=== 给定记录 ===
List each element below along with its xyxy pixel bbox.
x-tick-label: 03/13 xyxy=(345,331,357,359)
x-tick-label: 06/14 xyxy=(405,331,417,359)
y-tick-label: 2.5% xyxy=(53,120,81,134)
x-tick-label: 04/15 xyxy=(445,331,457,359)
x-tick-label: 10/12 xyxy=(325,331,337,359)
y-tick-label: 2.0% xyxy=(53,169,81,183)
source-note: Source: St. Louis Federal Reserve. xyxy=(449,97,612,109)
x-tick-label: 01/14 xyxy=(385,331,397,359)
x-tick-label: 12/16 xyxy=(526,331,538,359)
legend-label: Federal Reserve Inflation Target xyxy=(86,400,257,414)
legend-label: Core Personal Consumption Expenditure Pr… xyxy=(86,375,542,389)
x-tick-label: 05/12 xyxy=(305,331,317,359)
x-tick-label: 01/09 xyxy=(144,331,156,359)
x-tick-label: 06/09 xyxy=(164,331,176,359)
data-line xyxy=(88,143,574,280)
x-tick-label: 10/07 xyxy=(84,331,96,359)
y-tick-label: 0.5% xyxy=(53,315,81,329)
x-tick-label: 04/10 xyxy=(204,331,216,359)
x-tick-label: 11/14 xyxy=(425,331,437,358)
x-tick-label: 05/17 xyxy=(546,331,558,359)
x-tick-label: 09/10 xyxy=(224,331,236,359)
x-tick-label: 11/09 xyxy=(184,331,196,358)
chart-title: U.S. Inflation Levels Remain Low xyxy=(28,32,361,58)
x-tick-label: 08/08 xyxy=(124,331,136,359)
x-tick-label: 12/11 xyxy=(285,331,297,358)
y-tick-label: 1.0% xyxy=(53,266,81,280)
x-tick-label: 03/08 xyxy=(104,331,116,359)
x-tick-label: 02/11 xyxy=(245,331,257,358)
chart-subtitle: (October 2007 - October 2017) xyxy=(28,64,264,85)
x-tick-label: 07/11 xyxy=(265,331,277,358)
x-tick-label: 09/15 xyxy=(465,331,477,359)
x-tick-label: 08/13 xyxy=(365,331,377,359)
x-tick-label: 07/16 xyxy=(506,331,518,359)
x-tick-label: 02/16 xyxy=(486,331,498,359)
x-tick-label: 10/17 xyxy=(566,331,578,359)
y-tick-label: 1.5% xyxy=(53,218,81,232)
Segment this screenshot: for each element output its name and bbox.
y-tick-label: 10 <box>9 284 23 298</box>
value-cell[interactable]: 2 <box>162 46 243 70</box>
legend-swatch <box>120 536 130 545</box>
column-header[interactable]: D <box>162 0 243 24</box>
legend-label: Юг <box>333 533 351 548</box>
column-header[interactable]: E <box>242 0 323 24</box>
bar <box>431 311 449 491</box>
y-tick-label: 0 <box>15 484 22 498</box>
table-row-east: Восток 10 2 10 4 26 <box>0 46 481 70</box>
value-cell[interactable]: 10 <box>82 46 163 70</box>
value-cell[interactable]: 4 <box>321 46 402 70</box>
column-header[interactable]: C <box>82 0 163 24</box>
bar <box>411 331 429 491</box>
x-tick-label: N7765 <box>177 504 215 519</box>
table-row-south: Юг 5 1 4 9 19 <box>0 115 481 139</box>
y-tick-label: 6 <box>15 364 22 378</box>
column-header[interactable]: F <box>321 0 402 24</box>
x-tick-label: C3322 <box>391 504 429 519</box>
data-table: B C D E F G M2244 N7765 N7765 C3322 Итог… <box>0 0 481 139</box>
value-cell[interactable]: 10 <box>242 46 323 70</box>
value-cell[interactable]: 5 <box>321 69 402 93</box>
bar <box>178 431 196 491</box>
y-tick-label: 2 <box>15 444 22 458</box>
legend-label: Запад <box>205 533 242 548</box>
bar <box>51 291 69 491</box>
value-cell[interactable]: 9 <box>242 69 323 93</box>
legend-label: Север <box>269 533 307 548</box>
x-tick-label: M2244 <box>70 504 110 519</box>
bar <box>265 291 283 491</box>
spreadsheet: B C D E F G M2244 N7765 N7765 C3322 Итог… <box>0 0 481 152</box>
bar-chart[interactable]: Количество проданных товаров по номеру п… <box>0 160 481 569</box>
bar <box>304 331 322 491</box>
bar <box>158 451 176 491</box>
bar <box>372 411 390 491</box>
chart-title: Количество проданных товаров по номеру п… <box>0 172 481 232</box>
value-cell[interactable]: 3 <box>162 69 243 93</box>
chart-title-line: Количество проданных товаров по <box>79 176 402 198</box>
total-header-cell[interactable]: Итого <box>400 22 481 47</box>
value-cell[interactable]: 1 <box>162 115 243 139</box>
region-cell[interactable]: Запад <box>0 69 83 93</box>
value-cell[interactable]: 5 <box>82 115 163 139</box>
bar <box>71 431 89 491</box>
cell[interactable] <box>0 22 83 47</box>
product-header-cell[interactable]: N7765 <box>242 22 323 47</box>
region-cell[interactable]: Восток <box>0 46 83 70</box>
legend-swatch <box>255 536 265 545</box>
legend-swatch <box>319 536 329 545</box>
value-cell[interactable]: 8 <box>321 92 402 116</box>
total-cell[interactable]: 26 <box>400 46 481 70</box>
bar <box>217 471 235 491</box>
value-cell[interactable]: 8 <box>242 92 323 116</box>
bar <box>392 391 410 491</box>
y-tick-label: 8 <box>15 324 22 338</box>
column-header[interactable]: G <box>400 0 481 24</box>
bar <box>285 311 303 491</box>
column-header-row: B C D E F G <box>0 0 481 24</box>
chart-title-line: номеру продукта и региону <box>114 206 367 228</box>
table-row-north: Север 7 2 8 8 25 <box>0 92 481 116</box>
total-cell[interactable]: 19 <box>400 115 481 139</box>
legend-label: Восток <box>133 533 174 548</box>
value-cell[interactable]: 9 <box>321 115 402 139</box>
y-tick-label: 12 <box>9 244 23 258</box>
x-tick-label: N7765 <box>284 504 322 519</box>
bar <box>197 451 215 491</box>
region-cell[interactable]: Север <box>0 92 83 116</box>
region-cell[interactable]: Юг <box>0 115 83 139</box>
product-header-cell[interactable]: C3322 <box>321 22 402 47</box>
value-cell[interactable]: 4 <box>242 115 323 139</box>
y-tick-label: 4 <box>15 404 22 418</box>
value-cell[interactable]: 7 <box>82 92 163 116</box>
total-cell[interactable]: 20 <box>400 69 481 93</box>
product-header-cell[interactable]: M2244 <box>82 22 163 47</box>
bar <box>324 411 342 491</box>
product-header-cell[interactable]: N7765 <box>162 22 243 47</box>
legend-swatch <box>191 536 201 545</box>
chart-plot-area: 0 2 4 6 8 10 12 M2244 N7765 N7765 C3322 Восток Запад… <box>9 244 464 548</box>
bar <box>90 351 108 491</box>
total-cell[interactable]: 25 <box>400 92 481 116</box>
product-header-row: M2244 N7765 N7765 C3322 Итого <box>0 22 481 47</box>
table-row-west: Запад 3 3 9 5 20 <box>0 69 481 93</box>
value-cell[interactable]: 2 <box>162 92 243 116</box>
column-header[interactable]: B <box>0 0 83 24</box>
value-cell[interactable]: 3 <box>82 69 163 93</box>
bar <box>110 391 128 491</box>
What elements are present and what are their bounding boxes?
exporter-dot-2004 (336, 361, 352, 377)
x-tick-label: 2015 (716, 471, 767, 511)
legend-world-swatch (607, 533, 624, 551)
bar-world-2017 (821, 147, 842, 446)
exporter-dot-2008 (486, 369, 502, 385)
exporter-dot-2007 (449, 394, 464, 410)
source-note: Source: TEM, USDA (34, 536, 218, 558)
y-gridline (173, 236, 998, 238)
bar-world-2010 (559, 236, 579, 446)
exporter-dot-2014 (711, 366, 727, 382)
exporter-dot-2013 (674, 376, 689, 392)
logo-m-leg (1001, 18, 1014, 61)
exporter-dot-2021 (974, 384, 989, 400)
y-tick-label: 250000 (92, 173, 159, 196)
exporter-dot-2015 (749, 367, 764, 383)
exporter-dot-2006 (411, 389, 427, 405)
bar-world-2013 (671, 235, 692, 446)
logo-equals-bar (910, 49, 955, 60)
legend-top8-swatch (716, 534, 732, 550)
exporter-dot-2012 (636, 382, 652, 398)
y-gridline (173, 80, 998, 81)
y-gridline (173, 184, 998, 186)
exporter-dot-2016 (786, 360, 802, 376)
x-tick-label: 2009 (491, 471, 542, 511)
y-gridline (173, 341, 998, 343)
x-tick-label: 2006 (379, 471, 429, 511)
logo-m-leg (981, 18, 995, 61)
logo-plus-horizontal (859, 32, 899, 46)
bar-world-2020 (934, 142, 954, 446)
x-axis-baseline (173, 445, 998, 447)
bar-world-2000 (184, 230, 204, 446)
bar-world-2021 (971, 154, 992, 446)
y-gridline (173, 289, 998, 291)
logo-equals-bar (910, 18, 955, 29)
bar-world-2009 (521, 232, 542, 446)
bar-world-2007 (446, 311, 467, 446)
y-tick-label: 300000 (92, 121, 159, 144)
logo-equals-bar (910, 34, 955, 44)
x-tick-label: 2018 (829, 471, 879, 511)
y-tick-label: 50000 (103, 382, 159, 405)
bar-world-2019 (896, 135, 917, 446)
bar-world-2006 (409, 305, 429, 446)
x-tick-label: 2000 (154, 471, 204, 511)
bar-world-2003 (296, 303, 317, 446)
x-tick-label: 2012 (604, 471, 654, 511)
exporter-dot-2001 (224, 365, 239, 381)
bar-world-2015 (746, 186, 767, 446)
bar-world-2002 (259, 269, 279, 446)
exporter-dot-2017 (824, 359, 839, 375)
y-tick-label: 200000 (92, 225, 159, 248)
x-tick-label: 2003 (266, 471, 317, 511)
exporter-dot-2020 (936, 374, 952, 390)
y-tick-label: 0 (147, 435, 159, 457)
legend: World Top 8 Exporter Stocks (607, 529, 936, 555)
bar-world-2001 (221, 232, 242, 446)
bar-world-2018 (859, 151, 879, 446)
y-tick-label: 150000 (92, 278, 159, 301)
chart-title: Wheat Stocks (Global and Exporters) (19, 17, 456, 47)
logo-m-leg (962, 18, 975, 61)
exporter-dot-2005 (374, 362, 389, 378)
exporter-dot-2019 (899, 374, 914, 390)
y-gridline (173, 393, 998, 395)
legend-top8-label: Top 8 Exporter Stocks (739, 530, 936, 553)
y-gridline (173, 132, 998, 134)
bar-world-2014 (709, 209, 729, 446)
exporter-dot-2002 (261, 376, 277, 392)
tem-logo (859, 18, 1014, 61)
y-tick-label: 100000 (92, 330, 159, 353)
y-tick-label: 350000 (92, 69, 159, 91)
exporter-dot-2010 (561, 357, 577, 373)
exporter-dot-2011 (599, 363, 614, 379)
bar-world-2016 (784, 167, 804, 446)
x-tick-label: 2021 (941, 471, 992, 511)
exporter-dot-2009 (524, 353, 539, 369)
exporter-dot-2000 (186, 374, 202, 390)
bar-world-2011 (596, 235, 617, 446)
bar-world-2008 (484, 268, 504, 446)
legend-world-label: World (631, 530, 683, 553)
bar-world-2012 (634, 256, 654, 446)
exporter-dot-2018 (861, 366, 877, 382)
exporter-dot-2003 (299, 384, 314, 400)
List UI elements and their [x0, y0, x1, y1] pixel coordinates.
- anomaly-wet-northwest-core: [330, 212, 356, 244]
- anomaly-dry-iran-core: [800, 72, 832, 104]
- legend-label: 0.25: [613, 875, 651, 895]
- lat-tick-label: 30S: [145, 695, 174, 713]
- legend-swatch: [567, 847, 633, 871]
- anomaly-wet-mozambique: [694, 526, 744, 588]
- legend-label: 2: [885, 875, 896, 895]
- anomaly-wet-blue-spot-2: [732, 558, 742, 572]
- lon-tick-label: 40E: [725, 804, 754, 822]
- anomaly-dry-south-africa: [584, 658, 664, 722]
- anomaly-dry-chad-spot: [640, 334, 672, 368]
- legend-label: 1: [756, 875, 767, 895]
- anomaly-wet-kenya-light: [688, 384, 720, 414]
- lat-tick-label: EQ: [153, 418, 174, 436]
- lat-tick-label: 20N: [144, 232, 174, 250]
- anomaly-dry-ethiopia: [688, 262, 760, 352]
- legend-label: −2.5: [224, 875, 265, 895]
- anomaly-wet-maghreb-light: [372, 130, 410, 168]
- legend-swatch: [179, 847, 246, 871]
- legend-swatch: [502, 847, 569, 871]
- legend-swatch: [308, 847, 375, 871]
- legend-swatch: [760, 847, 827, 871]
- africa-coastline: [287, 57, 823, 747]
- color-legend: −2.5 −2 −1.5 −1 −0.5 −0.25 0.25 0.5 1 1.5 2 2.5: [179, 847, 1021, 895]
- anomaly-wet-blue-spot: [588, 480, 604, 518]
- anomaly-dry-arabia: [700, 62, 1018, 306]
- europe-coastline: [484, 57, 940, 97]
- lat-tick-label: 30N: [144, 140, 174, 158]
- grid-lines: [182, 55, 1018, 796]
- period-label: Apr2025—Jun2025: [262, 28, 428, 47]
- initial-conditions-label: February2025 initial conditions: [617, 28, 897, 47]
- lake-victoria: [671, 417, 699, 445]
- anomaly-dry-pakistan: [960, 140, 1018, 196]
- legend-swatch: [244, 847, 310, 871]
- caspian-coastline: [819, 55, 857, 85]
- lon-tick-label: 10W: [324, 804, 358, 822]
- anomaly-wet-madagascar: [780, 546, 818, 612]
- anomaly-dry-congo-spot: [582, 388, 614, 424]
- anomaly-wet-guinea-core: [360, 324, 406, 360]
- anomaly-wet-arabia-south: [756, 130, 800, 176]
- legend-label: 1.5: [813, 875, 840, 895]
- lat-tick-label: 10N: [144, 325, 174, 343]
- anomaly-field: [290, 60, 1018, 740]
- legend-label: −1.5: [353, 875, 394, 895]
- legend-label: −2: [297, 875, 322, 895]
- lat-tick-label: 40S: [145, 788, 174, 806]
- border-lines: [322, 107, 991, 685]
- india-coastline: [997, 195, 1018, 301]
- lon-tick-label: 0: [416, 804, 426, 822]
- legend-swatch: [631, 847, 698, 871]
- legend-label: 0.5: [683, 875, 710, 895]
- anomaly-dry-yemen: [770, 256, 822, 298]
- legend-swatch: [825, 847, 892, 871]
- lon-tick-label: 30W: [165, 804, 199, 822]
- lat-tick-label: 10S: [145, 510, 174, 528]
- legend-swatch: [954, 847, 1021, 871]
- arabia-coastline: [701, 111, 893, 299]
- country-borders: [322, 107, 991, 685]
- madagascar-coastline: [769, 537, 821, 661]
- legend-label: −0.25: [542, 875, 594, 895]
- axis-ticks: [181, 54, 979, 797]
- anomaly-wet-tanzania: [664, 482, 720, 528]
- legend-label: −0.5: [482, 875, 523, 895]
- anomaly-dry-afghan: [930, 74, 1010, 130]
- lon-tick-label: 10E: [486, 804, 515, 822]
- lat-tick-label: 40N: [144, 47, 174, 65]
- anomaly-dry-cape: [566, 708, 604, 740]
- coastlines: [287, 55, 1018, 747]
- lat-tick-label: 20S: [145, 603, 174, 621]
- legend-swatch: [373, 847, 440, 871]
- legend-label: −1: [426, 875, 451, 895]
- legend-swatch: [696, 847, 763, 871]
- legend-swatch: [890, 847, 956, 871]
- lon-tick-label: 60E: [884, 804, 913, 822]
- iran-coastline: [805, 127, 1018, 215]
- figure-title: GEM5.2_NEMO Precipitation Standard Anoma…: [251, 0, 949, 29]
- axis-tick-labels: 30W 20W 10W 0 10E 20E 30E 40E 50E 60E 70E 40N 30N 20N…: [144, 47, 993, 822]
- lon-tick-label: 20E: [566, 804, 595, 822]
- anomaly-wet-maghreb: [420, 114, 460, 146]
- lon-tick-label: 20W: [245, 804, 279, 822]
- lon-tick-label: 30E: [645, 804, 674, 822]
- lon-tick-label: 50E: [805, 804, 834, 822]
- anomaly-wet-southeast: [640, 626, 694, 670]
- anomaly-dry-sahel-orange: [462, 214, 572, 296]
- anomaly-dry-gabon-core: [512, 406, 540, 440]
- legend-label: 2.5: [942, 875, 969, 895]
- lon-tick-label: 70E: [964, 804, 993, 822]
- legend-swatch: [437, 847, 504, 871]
===
(练习详情):
摘录从第一行起到含有“y-tick-label: 2.0% xyxy=(53,169,81,183)”的那一行为止的各行，首尾两行都包括在内，并逐字照抄。

(练习结果):
List each element below along with its xyxy pixel bbox.
x-tick-label: 03/13 xyxy=(345,331,357,359)
x-tick-label: 06/14 xyxy=(405,331,417,359)
y-tick-label: 2.5% xyxy=(53,120,81,134)
x-tick-label: 04/15 xyxy=(445,331,457,359)
x-tick-label: 10/12 xyxy=(325,331,337,359)
y-tick-label: 2.0% xyxy=(53,169,81,183)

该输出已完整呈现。